(Job)
Find each line containing the string "English" and return it.

(Records for this exercise)
____________________

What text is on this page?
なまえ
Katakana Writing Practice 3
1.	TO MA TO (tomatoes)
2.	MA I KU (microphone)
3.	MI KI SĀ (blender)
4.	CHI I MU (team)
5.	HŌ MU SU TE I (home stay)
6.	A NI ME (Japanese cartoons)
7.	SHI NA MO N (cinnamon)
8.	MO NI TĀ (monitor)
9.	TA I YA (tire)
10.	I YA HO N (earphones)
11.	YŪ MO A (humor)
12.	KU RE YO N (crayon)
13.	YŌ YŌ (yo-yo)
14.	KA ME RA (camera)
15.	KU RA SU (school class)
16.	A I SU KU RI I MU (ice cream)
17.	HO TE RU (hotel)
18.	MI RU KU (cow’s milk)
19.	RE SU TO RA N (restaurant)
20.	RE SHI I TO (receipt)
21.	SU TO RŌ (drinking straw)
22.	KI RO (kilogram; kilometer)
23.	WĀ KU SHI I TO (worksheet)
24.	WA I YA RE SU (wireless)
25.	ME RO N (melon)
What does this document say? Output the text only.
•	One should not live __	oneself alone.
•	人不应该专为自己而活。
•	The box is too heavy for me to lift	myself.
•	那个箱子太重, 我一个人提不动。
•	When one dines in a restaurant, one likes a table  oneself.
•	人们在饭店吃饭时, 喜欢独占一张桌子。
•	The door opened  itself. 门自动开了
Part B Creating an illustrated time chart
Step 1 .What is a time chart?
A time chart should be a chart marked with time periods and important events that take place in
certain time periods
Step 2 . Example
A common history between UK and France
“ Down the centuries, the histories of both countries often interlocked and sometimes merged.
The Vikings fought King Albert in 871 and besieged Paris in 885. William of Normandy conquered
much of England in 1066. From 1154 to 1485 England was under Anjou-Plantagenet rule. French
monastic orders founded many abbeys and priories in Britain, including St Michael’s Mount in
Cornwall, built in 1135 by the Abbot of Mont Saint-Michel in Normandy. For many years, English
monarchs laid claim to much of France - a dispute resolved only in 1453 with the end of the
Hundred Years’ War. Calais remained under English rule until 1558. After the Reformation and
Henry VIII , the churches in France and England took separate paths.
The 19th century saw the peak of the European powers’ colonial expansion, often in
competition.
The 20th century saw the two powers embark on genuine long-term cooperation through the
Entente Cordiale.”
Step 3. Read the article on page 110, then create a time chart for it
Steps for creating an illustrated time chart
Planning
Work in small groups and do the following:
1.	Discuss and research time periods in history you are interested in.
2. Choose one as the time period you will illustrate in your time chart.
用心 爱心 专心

____________________

(Right answer)
Cornwall, built in 1135 by the Abbot of Mont Saint-Michel in Normandy. For many years, English
Hundred Years’ War. Calais remained under English rule until 1558. After the Reformation and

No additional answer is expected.